Task description - Your task is to repeat the entries underneath exactly, minus the pictures.
#### Data excerpts
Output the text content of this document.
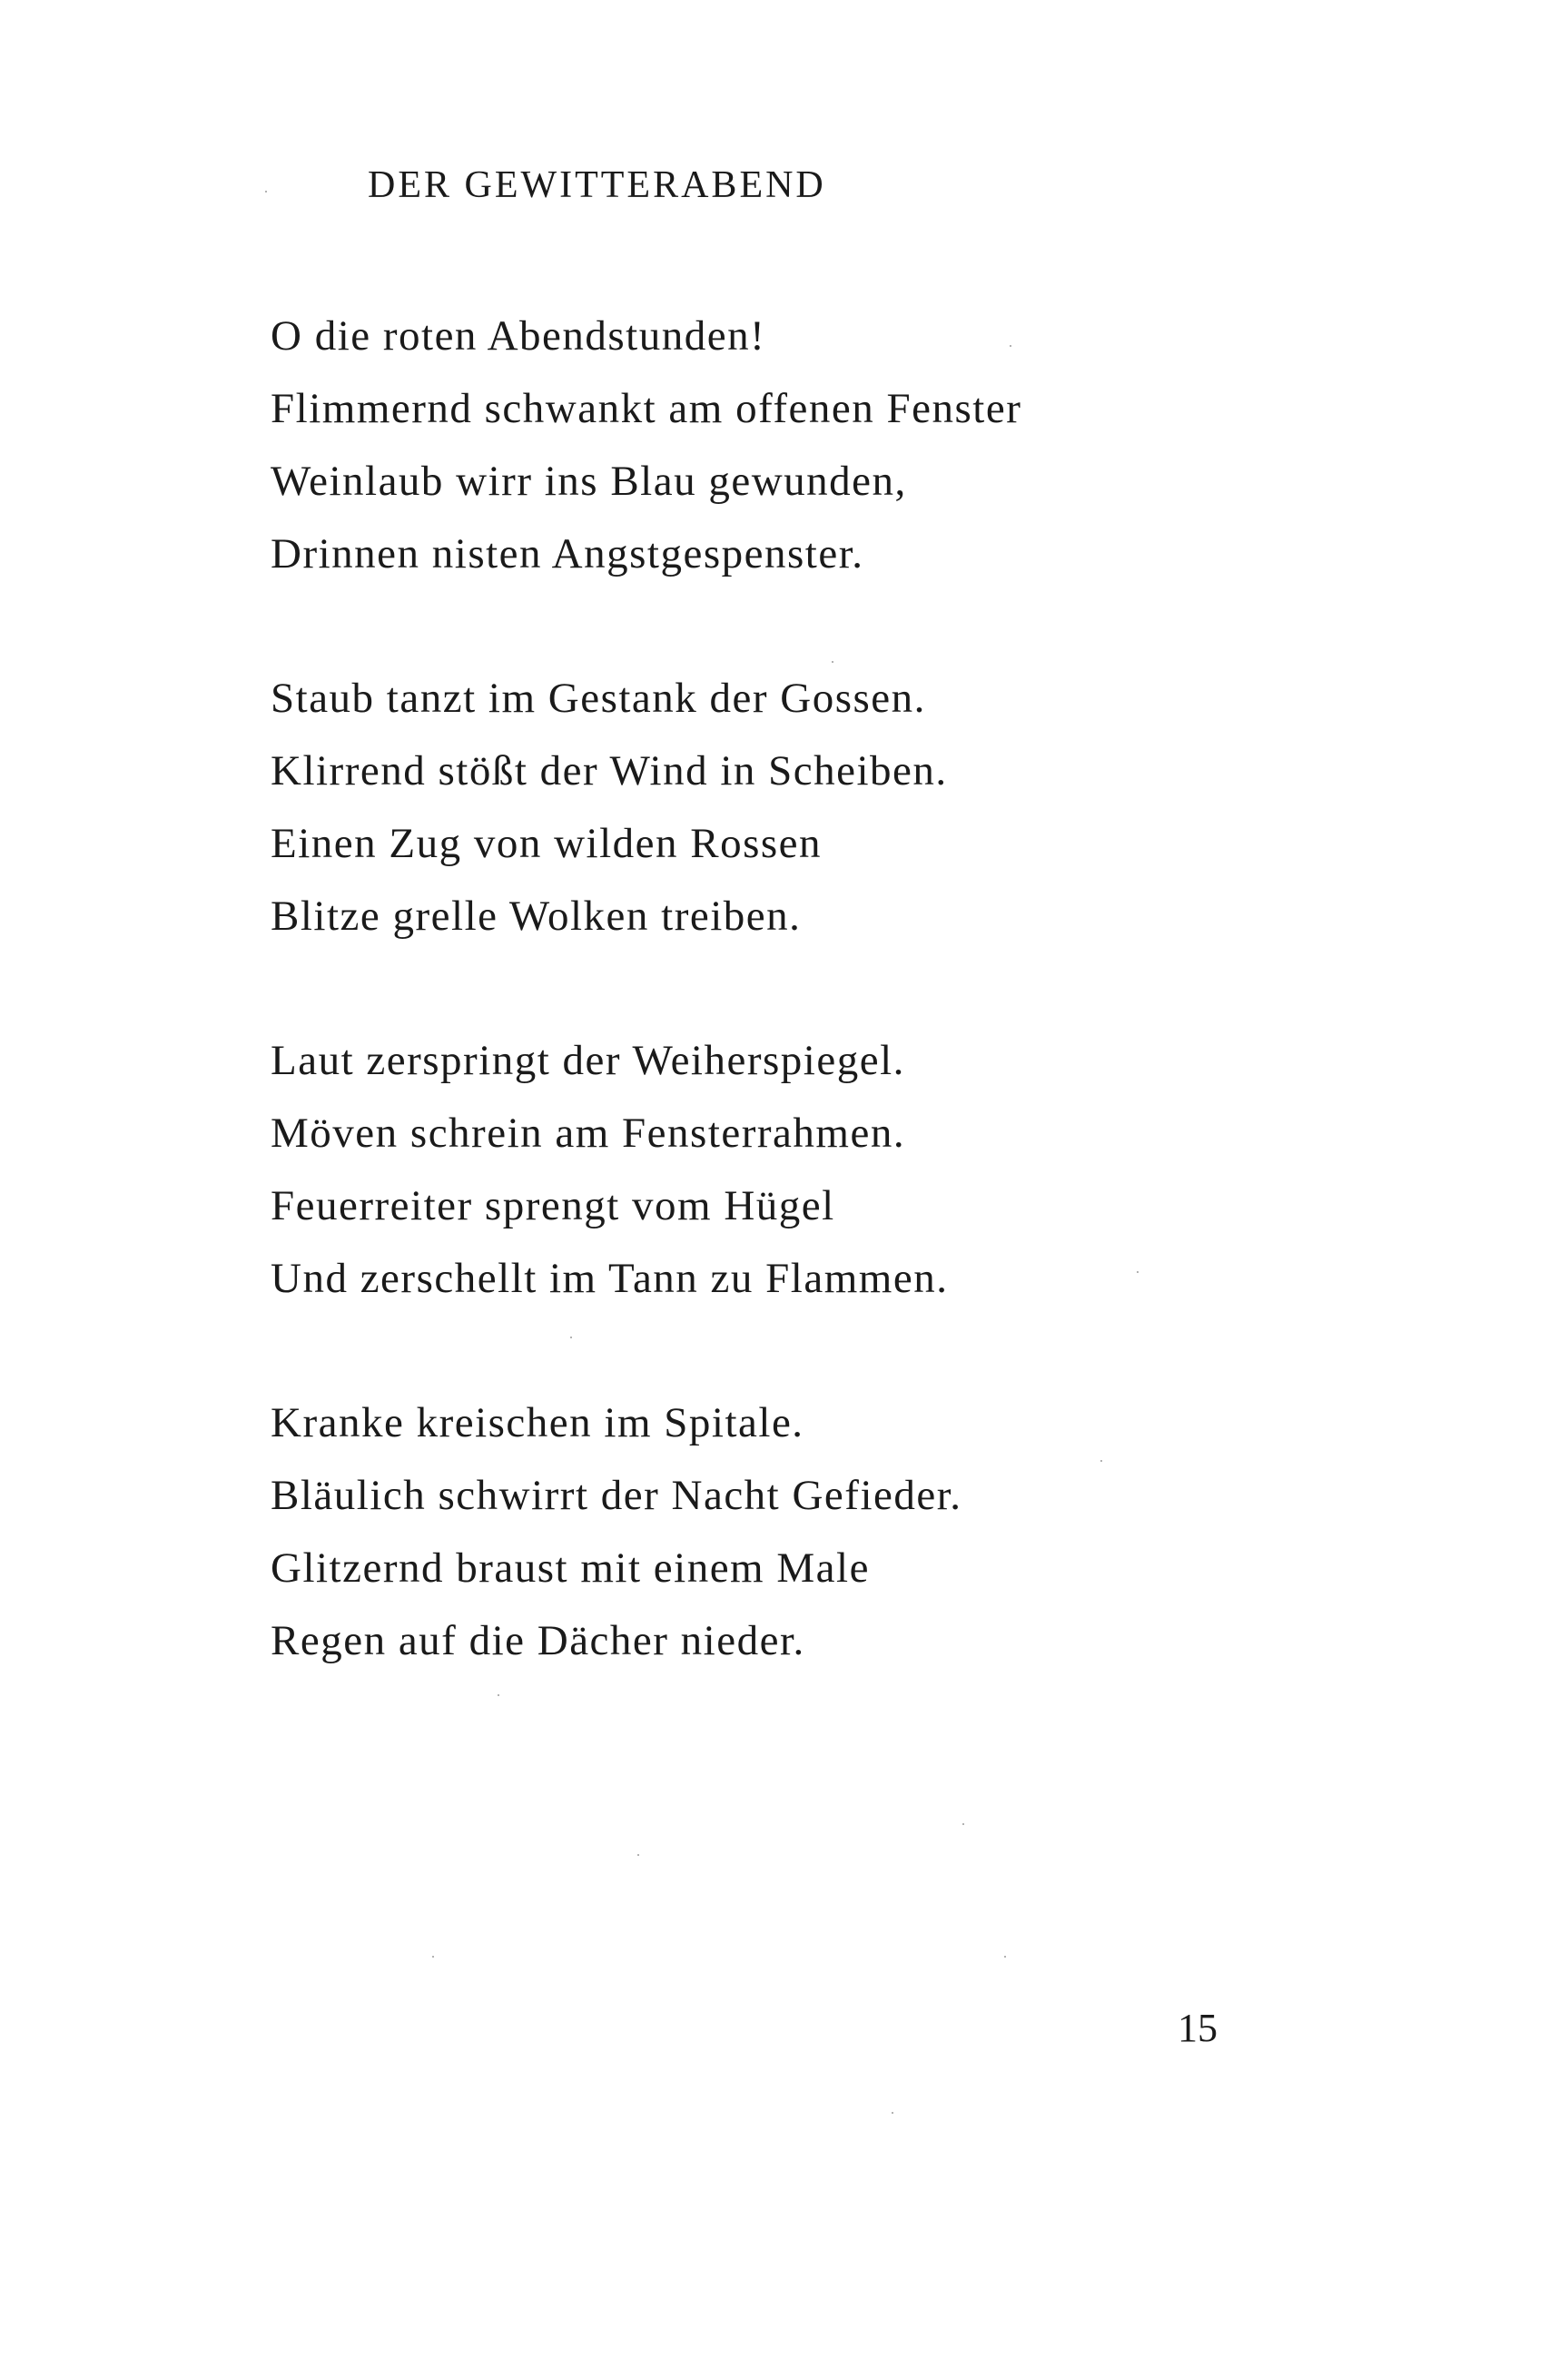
DER GEWITTERABEND
O die roten Abendstunden!
Flimmernd schwankt am offenen Fenster
Weinlaub wirr ins Blau gewunden,
Drinnen nisten Angstgespenster.
Staub tanzt im Gestank der Gossen.
Klirrend stößt der Wind in Scheiben.
Einen Zug von wilden Rossen
Blitze grelle Wolken treiben.
Laut zerspringt der Weiherspiegel.
Möven schrein am Fensterrahmen.
Feuerreiter sprengt vom Hügel
Und zerschellt im Tann zu Flammen.
Kranke kreischen im Spitale.
Bläulich schwirrt der Nacht Gefieder.
Glitzernd braust mit einem Male
Regen auf die Dächer nieder.
15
########
Solution to the problem -
Output the text content of this document.
DER GEWITTERABEND
O die roten Abendstunden!
Flimmernd schwankt am offenen Fenster
Weinlaub wirr ins Blau gewunden,
Drinnen nisten Angstgespenster.
Staub tanzt im Gestank der Gossen.
Klirrend stößt der Wind in Scheiben.
Einen Zug von wilden Rossen
Blitze grelle Wolken treiben.
Laut zerspringt der Weiherspiegel.
Möven schrein am Fensterrahmen.
Feuerreiter sprengt vom Hügel
Und zerschellt im Tann zu Flammen.
Kranke kreischen im Spitale.
Bläulich schwirrt der Nacht Gefieder.
Glitzernd braust mit einem Male
Regen auf die Dächer nieder.
15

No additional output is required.